● **What the exercise asks**:
Tally the lines holding "marker" and state only that figure.

● **Recorded data**:
============================================================

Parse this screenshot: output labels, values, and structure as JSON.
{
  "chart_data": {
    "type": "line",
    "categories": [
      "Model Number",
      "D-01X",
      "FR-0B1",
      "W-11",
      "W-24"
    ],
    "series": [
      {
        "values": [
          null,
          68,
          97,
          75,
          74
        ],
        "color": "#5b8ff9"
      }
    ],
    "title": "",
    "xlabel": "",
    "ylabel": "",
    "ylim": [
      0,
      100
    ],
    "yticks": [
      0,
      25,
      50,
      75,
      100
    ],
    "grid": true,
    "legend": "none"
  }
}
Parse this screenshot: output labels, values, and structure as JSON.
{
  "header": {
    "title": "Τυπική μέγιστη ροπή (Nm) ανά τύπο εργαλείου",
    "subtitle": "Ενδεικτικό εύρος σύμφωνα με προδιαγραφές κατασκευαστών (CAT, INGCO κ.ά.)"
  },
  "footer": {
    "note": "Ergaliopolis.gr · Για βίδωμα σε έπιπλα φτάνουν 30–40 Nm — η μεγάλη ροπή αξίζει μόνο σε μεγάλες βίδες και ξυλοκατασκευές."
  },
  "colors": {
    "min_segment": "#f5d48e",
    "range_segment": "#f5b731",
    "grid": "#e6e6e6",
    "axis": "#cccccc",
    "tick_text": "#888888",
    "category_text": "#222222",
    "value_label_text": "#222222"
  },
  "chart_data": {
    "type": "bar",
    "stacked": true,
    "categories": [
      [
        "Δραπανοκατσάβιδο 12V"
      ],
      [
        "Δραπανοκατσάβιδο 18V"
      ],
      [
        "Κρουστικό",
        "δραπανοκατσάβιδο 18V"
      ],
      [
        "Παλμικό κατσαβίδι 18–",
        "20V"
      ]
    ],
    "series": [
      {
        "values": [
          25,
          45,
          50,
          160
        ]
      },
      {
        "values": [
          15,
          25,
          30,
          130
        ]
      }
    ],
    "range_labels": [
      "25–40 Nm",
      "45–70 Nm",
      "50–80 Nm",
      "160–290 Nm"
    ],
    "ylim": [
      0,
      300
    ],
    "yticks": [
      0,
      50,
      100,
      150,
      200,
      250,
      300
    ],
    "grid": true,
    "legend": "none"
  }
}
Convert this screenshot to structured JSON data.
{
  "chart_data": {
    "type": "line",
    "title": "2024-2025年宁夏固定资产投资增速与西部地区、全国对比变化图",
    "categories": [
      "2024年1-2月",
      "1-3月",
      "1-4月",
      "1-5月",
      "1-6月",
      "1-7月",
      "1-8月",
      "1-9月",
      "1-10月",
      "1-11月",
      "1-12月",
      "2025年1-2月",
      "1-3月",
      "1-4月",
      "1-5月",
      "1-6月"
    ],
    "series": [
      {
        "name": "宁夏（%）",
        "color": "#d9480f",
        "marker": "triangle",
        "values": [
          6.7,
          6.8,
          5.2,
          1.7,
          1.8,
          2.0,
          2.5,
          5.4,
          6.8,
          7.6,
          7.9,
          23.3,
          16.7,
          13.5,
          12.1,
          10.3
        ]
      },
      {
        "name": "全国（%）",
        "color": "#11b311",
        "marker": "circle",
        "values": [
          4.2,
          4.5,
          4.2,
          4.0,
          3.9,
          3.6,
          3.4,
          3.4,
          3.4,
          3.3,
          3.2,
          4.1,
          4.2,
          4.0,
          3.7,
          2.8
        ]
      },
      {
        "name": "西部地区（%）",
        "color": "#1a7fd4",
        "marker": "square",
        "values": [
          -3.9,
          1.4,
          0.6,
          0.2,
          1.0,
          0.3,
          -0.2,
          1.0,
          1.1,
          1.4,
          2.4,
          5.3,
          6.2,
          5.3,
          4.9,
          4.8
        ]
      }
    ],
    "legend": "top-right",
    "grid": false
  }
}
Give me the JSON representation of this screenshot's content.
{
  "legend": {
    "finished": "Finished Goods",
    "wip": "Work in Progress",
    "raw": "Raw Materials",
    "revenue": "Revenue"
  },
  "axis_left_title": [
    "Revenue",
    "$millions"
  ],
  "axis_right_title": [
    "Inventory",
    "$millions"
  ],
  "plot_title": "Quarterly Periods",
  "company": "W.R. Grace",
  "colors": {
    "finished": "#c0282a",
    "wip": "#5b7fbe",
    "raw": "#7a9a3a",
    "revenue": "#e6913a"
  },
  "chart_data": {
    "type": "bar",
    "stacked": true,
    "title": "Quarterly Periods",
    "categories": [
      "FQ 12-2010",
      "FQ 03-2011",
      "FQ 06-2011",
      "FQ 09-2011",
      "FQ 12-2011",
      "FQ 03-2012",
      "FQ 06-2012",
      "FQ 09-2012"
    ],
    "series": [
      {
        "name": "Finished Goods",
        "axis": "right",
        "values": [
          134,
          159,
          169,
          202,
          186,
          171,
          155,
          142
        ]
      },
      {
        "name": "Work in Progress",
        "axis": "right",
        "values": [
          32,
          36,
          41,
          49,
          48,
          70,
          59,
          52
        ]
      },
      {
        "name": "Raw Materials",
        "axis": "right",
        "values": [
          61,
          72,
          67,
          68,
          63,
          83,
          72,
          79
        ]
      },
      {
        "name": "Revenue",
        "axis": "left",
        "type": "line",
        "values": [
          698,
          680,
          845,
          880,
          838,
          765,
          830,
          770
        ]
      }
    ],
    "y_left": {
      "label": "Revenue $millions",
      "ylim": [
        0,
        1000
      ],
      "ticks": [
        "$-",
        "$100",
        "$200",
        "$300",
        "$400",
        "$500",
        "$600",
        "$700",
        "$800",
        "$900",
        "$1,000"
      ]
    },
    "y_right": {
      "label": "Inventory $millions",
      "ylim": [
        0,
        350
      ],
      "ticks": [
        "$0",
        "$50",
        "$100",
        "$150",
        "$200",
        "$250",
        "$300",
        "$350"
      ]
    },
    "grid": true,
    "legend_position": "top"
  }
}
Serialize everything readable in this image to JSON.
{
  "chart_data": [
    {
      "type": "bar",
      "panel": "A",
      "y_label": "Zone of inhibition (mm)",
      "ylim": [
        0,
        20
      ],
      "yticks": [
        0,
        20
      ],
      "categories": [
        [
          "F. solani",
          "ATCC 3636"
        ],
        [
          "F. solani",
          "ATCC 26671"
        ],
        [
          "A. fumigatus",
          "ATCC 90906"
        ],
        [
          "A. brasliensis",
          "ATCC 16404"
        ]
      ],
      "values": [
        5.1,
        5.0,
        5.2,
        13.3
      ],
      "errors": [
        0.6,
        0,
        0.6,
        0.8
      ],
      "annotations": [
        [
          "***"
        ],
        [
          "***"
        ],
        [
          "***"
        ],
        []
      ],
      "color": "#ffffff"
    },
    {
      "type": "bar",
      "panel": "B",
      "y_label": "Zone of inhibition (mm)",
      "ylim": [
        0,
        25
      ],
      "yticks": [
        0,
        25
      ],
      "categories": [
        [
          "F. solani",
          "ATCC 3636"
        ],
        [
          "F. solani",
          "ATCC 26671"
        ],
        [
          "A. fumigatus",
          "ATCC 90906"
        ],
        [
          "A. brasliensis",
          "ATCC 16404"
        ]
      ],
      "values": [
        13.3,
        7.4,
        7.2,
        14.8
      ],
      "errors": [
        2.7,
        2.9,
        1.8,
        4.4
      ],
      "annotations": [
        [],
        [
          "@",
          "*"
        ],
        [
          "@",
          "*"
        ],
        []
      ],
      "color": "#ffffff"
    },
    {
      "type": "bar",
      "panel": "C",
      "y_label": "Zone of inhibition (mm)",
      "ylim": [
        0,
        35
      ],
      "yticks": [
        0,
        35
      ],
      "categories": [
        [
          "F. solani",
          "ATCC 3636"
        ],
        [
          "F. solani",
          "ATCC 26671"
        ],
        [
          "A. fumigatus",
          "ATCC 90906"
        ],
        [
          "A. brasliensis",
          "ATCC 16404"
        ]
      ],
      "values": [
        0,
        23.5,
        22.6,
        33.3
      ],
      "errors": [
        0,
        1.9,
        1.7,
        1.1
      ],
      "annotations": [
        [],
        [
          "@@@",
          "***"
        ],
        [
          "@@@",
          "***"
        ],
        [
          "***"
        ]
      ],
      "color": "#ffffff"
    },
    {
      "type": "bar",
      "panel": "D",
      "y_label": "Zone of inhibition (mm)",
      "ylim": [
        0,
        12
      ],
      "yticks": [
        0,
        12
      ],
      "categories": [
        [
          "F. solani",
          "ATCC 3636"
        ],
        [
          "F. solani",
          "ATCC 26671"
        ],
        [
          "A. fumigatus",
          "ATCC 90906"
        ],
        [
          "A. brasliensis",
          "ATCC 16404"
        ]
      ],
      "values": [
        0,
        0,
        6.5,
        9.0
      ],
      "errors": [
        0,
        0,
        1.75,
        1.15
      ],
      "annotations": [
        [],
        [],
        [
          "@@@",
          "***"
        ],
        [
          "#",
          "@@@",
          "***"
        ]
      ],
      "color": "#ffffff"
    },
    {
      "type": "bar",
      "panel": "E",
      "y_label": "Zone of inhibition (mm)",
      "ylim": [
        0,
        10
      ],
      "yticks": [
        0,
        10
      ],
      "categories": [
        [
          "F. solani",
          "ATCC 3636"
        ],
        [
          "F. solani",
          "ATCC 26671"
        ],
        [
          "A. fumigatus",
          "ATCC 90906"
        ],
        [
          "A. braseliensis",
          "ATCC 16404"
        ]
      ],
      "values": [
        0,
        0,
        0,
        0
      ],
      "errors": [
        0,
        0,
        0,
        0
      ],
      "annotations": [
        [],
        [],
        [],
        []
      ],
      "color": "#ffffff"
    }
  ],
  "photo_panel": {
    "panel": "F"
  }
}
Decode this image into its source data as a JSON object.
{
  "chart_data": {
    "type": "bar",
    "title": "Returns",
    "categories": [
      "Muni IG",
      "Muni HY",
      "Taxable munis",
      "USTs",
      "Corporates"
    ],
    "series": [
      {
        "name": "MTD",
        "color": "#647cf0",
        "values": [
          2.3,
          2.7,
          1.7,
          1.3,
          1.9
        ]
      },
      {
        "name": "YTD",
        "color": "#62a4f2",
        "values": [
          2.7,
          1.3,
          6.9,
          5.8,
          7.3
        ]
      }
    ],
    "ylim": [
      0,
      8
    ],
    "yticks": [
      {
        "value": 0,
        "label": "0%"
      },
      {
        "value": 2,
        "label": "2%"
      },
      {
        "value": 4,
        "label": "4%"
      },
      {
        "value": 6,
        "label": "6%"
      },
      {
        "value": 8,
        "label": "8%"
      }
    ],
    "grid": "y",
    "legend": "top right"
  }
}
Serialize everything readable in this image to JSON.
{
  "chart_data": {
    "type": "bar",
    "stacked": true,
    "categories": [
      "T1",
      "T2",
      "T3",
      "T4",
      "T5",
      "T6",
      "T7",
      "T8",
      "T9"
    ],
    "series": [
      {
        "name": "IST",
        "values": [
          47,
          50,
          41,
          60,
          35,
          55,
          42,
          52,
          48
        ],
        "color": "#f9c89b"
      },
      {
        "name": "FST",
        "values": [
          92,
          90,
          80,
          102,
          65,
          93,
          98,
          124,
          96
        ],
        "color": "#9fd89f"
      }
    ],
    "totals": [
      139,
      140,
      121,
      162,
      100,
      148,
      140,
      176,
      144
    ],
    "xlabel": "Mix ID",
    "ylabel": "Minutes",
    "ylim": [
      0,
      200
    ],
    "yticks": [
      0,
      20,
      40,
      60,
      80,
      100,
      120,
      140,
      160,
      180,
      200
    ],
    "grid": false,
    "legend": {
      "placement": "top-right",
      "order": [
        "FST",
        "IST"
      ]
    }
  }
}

============================================================

● **Exercise answer**:
3